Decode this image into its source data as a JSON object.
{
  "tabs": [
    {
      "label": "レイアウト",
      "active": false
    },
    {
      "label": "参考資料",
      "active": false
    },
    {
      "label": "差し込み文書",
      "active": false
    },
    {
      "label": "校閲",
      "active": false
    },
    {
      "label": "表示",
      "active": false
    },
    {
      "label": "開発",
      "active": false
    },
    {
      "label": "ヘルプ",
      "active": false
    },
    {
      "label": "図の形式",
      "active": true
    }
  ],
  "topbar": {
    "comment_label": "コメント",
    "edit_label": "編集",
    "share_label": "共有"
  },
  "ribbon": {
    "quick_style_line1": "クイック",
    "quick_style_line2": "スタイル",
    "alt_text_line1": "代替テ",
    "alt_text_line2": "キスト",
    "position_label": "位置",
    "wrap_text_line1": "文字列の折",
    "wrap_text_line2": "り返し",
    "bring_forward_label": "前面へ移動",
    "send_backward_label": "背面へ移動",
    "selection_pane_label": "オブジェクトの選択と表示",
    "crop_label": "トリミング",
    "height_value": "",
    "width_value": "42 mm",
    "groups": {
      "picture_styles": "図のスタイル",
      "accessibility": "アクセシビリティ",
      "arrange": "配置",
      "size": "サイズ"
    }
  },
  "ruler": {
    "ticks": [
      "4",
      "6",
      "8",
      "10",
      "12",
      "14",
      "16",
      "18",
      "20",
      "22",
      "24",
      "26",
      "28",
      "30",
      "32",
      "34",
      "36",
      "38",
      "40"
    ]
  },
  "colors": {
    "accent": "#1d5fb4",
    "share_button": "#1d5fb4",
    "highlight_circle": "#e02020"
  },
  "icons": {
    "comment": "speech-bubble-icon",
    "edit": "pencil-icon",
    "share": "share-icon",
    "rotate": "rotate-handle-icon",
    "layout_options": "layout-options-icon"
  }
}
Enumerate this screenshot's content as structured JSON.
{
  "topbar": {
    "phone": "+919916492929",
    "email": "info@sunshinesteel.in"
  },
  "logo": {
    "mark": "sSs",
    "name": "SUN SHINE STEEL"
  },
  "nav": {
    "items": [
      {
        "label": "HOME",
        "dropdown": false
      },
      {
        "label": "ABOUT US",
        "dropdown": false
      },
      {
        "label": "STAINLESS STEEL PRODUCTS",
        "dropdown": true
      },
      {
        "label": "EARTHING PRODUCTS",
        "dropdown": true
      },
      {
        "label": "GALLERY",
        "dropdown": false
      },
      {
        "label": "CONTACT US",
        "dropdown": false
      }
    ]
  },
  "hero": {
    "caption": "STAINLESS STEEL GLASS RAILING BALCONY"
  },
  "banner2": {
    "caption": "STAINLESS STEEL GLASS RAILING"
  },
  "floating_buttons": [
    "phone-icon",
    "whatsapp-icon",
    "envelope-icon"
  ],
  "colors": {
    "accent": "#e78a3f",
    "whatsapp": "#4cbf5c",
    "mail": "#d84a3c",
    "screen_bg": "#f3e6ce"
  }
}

========================================================================

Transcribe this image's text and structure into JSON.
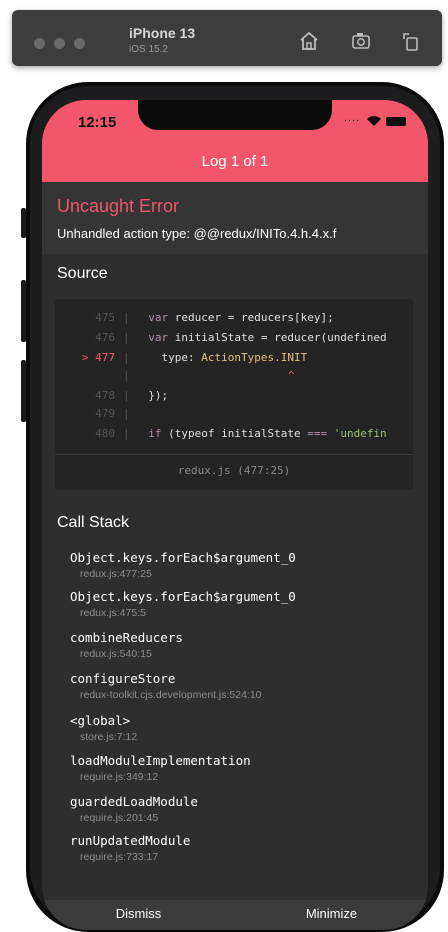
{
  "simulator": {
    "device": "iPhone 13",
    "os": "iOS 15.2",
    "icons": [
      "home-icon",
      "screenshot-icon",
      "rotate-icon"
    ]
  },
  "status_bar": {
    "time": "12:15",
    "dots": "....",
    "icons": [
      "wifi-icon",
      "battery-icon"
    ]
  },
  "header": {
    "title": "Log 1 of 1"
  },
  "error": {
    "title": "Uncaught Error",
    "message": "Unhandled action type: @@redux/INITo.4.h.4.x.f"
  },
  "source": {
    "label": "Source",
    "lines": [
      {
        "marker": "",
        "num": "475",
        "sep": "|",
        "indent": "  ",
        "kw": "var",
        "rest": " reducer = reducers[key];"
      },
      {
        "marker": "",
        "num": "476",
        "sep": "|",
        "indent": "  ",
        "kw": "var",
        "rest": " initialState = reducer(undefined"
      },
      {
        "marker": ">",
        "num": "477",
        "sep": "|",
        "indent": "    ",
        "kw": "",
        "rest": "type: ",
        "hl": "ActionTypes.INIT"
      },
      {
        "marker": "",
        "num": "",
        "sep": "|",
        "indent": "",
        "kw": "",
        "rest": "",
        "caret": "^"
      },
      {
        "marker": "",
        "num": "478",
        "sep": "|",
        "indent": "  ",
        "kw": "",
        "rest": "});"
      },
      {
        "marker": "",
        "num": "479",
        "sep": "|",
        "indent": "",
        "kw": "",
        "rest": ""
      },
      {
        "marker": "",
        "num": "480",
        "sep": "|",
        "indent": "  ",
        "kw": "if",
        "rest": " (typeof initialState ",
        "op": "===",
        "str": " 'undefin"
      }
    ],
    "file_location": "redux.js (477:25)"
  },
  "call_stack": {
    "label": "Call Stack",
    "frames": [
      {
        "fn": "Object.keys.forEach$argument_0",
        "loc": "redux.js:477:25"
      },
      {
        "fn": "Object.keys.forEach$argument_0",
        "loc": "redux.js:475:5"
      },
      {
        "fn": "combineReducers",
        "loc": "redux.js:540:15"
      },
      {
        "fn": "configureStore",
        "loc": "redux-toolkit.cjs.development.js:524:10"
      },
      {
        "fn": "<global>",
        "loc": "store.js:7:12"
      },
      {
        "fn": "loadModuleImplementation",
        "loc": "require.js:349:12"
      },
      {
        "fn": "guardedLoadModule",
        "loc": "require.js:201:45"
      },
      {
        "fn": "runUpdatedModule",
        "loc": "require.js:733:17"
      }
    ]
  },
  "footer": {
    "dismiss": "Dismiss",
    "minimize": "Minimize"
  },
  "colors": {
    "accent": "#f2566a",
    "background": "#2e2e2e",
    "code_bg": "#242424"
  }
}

========================================================================

* Stated task *
In the material above, find each line that contains the word "caption", and select it.

* Response to the task *
    "caption": "STAINLESS STEEL GLASS RAILING BALCONY"
    "caption": "STAINLESS STEEL GLASS RAILING"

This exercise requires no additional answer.